* Instructions for the task *
Search the material below for the word "color" and copy every line in which it occurs.

* Dataset *
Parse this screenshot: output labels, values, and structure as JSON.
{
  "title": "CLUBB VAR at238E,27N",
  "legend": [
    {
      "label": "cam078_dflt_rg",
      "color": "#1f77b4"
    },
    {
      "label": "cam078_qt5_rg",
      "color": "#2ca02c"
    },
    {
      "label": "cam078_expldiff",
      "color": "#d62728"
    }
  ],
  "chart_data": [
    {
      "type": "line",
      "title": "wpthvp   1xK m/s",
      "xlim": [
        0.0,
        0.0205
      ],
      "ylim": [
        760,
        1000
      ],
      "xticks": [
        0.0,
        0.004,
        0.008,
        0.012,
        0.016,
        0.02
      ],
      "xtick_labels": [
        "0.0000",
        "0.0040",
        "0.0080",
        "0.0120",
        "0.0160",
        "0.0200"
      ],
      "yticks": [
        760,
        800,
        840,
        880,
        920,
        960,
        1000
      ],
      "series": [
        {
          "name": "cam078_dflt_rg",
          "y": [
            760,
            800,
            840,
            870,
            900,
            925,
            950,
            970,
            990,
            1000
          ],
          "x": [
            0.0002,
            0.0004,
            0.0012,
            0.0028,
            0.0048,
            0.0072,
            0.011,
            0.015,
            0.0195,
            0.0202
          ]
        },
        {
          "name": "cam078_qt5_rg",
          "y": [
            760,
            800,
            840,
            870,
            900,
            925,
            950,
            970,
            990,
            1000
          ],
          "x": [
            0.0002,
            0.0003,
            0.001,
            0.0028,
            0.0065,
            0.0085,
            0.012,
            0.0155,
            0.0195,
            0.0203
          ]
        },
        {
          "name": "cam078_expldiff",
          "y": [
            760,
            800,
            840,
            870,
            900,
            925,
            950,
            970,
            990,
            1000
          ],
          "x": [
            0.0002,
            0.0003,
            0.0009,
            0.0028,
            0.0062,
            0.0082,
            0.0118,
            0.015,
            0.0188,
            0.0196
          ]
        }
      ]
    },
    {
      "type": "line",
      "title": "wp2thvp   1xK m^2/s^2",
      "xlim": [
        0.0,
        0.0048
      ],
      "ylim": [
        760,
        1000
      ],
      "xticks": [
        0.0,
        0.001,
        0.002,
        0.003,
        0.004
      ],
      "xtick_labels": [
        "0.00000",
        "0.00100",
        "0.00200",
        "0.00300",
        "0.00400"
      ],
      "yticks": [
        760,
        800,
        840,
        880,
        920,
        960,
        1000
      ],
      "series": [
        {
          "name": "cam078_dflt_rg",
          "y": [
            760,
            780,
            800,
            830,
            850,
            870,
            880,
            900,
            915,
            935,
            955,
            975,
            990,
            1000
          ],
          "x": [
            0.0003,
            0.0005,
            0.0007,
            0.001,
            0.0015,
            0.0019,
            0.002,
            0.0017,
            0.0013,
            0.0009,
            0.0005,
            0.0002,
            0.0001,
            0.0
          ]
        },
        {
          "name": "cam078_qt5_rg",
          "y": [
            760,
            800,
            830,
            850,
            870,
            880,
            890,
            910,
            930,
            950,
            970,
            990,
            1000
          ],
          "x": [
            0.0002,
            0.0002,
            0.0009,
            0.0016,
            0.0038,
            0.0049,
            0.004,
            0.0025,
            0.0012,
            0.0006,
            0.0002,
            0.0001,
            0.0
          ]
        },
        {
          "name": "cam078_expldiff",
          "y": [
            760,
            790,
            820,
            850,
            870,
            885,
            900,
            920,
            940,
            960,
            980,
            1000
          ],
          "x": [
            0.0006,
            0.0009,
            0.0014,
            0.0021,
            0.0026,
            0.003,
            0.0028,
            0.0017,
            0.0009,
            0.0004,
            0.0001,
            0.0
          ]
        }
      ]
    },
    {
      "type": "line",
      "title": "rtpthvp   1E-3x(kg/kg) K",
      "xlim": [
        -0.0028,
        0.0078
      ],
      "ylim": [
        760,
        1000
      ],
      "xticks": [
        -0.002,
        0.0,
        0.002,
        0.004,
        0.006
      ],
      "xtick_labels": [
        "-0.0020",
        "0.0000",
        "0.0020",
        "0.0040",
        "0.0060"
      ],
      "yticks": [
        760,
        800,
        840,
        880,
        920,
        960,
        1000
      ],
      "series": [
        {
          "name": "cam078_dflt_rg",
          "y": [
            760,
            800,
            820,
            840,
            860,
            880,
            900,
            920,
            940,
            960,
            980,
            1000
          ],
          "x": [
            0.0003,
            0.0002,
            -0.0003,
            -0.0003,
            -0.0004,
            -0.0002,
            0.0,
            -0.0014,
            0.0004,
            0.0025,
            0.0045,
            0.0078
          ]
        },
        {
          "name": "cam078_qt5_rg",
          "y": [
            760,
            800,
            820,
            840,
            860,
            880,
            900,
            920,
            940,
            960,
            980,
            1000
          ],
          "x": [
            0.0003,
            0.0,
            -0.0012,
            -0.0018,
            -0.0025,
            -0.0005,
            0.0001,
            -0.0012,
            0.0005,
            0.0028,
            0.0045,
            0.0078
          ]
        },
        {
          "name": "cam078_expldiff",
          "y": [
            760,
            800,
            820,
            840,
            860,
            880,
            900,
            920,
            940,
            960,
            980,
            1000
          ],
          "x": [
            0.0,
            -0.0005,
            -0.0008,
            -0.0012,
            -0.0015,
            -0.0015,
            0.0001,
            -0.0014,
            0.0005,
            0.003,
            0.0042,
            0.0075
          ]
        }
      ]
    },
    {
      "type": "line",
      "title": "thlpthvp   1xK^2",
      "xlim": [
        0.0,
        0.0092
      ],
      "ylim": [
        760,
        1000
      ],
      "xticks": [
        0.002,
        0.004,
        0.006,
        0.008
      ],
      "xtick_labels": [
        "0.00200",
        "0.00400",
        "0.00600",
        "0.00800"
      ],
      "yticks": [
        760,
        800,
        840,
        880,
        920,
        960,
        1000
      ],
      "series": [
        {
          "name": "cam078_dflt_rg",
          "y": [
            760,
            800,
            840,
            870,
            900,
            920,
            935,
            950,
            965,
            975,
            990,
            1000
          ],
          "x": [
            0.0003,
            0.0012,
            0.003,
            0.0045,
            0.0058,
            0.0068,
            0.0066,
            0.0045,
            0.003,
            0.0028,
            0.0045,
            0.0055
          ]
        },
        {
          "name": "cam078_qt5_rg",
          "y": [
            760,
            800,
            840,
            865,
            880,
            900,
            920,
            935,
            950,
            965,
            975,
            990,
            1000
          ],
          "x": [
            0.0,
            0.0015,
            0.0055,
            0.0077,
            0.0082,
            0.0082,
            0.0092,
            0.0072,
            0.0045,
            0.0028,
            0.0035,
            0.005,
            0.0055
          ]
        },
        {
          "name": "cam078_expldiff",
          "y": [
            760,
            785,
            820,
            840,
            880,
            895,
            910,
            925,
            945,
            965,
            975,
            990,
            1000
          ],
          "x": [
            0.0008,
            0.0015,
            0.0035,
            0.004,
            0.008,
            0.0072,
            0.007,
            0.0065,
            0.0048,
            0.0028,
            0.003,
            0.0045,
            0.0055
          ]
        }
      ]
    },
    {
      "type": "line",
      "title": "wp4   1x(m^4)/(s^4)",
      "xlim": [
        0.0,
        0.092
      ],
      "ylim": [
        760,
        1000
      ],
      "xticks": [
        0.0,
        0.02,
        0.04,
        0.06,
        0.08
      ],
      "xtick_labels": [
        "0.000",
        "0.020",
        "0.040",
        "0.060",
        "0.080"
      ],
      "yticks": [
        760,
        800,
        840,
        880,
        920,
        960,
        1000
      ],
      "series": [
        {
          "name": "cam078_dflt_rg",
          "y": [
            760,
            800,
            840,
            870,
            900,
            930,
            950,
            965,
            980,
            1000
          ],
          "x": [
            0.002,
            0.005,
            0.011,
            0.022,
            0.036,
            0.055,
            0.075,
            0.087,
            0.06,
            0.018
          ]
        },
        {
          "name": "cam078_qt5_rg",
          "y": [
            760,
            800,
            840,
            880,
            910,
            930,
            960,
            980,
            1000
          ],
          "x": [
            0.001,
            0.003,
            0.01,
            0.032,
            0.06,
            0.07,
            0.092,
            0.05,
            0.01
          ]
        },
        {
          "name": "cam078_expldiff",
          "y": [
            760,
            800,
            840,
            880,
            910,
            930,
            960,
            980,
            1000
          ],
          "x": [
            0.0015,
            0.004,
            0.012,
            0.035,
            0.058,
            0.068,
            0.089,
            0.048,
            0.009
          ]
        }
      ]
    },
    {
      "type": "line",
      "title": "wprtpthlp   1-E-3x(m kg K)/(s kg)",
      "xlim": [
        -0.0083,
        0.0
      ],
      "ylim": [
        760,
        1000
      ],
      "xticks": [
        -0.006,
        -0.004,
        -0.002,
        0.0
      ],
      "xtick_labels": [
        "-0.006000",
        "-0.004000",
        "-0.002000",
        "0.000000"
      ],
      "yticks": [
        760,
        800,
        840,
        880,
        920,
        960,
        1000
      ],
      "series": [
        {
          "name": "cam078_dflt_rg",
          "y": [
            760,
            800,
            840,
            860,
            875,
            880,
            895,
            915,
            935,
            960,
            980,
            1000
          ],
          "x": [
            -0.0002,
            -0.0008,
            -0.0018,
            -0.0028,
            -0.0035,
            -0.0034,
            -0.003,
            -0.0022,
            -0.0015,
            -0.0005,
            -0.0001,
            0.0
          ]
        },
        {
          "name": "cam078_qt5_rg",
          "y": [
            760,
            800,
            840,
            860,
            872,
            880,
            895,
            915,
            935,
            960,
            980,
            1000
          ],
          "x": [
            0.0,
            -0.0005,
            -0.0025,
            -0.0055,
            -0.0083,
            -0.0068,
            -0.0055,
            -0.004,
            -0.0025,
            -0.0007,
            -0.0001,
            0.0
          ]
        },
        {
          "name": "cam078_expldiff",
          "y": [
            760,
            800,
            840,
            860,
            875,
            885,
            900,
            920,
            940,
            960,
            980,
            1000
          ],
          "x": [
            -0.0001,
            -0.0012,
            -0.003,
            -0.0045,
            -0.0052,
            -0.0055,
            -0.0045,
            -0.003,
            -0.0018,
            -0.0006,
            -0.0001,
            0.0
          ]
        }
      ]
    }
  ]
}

* Worked answer *
      "color": "#1f77b4"
      "color": "#2ca02c"
      "color": "#d62728"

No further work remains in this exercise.